- [Problem to work on]: Read through the data and report every line in which the word "ceremony" occurs.

- [Data shown]:
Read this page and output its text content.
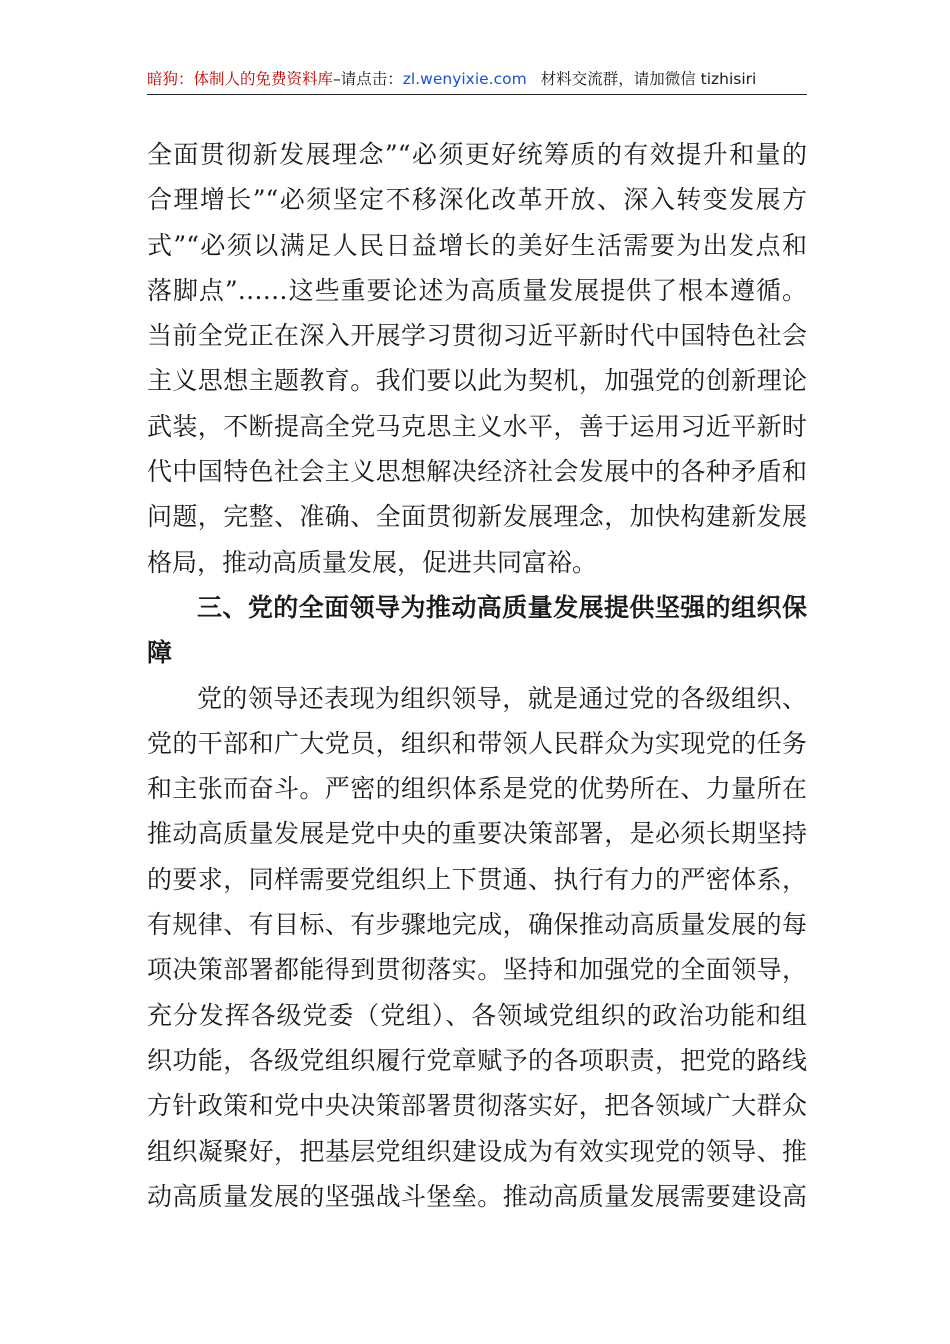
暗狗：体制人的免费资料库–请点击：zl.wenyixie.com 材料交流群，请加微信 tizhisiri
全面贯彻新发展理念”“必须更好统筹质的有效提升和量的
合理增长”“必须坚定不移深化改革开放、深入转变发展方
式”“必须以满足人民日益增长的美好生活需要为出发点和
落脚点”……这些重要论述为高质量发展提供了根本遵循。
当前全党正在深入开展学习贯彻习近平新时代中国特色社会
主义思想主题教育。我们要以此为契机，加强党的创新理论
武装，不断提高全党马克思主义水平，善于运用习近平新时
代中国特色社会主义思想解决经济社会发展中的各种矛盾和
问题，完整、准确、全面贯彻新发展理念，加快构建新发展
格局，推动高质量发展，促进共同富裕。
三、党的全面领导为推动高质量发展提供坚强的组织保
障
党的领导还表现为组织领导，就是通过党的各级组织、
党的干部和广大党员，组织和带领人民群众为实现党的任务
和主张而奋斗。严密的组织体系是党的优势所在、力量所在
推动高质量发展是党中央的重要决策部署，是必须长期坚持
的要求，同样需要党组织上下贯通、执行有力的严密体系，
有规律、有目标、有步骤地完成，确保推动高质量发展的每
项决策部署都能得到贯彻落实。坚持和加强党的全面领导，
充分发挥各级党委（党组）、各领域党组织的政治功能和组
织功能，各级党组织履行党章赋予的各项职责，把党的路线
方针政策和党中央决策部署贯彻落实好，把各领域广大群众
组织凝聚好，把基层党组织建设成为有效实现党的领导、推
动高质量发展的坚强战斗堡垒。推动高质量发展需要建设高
...
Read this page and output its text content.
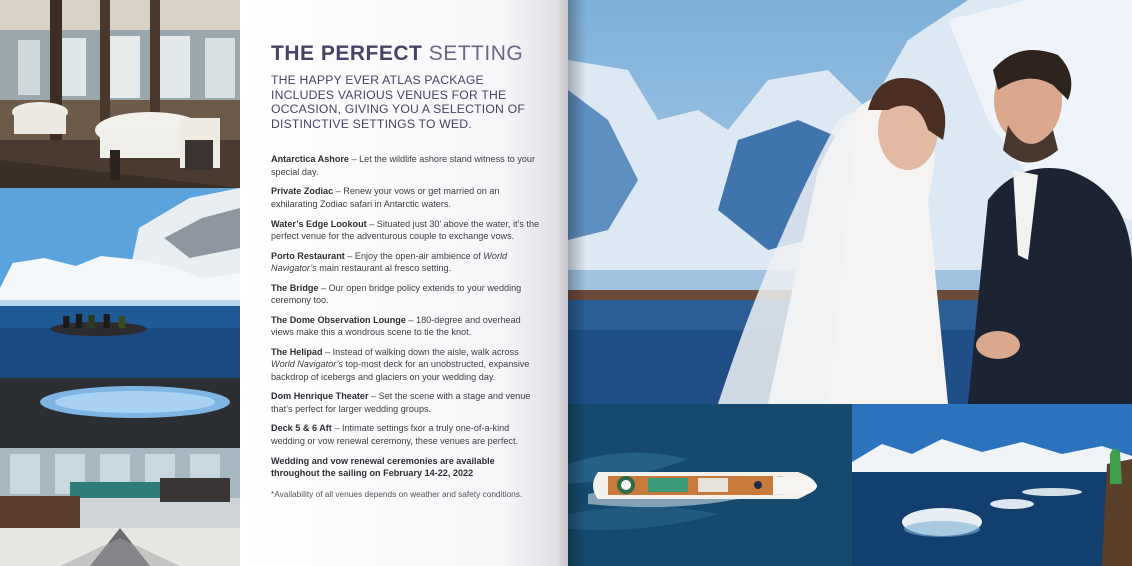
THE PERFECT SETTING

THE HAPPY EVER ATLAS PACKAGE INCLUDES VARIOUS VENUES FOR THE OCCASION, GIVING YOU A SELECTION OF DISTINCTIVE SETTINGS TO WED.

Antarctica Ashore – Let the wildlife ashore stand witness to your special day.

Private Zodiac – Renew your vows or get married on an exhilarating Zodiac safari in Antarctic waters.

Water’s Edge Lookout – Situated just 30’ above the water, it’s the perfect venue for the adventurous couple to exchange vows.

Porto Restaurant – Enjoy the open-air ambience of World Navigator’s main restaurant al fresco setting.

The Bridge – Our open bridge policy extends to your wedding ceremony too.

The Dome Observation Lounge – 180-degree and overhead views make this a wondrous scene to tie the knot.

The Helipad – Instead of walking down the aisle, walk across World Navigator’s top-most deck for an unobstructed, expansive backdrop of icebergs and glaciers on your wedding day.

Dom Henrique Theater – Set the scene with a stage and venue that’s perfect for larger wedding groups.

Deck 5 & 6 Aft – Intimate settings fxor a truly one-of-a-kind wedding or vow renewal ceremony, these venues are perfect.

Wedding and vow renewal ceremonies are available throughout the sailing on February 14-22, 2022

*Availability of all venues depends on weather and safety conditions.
...
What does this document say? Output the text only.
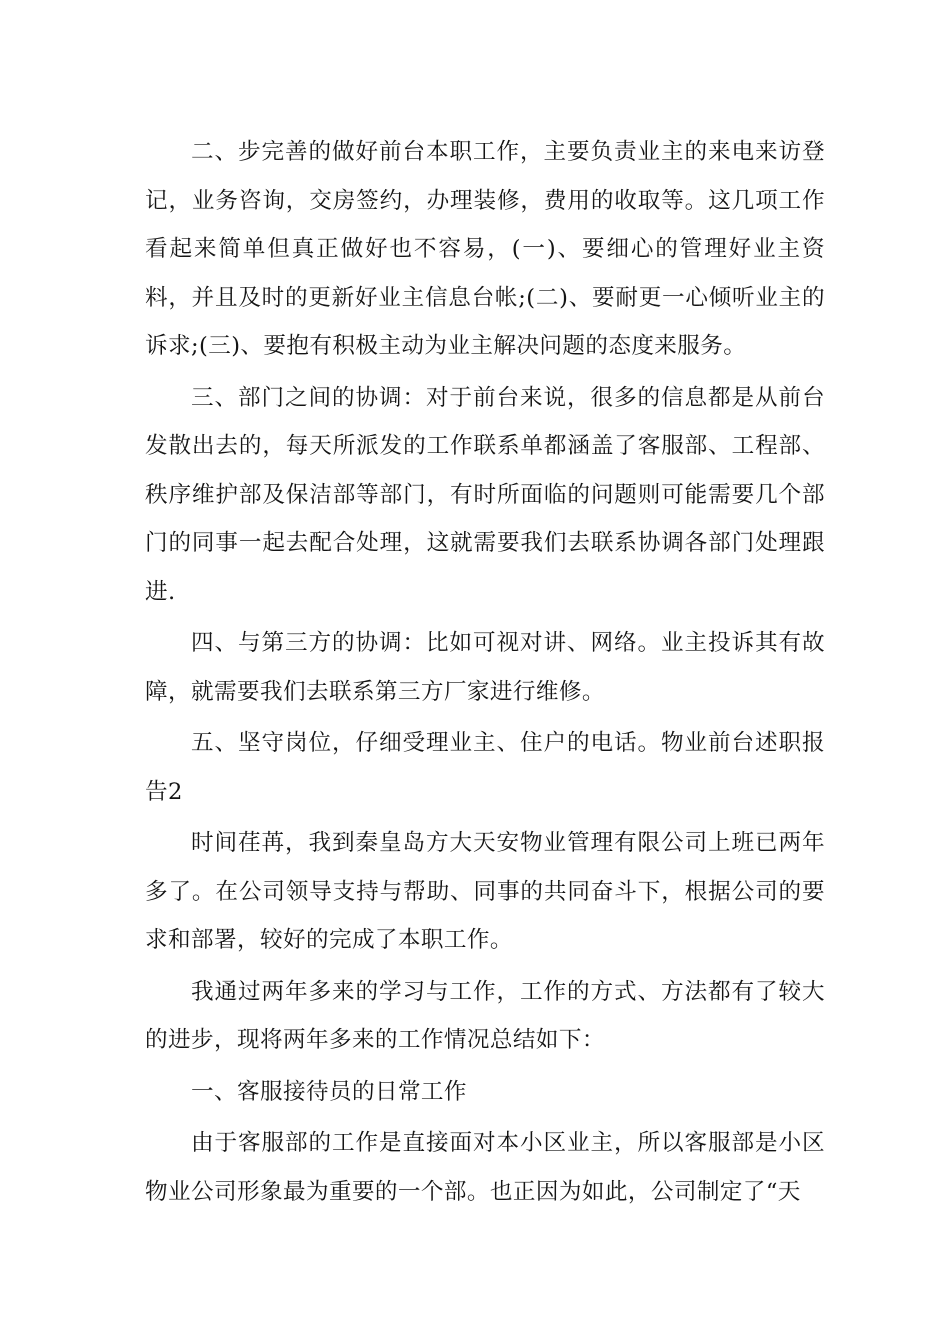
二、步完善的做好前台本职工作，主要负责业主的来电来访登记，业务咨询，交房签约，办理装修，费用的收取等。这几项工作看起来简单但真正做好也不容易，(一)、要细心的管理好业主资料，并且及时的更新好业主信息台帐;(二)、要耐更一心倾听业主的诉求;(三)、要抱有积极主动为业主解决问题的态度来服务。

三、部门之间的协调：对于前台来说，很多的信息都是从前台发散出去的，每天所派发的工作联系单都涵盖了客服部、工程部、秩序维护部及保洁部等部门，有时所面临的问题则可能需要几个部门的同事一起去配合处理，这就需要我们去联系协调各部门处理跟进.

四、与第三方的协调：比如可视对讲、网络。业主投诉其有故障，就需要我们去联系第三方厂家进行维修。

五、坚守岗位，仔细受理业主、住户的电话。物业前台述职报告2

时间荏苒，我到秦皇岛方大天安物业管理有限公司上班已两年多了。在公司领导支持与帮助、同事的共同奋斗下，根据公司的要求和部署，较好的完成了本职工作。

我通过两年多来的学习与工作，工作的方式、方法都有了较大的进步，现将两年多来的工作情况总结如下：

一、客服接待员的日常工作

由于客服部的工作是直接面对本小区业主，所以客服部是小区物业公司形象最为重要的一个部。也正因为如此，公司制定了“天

- [Problem solution]:
The Bridge – Our open bridge policy extends to your wedding ceremony too.
Deck 5 & 6 Aft – Intimate settings fxor a truly one-of-a-kind wedding or vow renewal ceremony, these venues are perfect.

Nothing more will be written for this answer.